══ Dataset records ══
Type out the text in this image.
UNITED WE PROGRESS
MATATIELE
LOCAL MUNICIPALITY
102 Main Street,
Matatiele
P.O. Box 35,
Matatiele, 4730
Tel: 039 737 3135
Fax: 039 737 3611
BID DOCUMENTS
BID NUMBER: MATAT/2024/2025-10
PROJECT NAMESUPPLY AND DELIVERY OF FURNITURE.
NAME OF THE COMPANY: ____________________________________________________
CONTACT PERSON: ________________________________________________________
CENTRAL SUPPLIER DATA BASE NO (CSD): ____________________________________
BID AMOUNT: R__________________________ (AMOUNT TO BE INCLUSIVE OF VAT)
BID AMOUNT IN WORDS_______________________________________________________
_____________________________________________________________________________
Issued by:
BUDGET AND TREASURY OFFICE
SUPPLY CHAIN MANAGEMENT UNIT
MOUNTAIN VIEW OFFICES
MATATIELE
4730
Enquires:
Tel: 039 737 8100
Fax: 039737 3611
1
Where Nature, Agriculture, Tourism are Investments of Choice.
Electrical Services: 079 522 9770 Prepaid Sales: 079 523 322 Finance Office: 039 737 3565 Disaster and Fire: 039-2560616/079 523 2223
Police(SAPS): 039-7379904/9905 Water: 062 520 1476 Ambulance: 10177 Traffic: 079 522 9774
═══
◆ **Task statement**
Please reproduce each record precisely as written.

◆ **Final answer**
Type out the text in this image.
UNITED WE PROGRESS
MATATIELE
LOCAL MUNICIPALITY
102 Main Street,
Matatiele
P.O. Box 35,
Matatiele, 4730
Tel: 039 737 3135
Fax: 039 737 3611
BID DOCUMENTS
BID NUMBER: MATAT/2024/2025-10
PROJECT NAMESUPPLY AND DELIVERY OF FURNITURE.
NAME OF THE COMPANY: ____________________________________________________
CONTACT PERSON: ________________________________________________________
CENTRAL SUPPLIER DATA BASE NO (CSD): ____________________________________
BID AMOUNT: R__________________________ (AMOUNT TO BE INCLUSIVE OF VAT)
BID AMOUNT IN WORDS_______________________________________________________
_____________________________________________________________________________
Issued by:
BUDGET AND TREASURY OFFICE
SUPPLY CHAIN MANAGEMENT UNIT
MOUNTAIN VIEW OFFICES
MATATIELE
4730
Enquires:
Tel: 039 737 8100
Fax: 039737 3611
1
Where Nature, Agriculture, Tourism are Investments of Choice.
Electrical Services: 079 522 9770 Prepaid Sales: 079 523 322 Finance Office: 039 737 3565 Disaster and Fire: 039-2560616/079 523 2223
Police(SAPS): 039-7379904/9905 Water: 062 520 1476 Ambulance: 10177 Traffic: 079 522 9774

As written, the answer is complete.